# start of Input

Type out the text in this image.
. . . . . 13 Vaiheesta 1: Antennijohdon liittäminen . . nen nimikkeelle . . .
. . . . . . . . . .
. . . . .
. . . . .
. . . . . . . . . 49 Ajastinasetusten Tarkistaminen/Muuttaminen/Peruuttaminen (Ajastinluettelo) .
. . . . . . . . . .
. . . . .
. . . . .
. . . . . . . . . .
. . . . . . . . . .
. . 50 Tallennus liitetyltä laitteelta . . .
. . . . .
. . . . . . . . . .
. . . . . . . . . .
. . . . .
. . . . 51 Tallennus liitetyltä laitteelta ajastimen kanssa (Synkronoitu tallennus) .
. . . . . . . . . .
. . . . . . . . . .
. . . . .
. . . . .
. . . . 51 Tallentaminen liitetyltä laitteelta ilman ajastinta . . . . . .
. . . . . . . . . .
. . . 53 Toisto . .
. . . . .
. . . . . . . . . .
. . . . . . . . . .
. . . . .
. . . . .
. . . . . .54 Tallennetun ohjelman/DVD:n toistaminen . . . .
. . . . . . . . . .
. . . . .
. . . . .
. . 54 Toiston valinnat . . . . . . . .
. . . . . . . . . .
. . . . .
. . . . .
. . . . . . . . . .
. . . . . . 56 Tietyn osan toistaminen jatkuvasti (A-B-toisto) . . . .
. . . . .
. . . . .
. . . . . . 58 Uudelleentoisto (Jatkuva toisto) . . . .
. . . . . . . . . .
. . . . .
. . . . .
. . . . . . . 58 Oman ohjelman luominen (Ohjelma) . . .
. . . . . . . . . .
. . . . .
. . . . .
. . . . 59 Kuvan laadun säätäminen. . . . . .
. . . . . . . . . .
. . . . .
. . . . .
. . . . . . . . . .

# end of Input

Looking at the records above, work out how many lines include the word "ohjelman", then give that number by itself.

2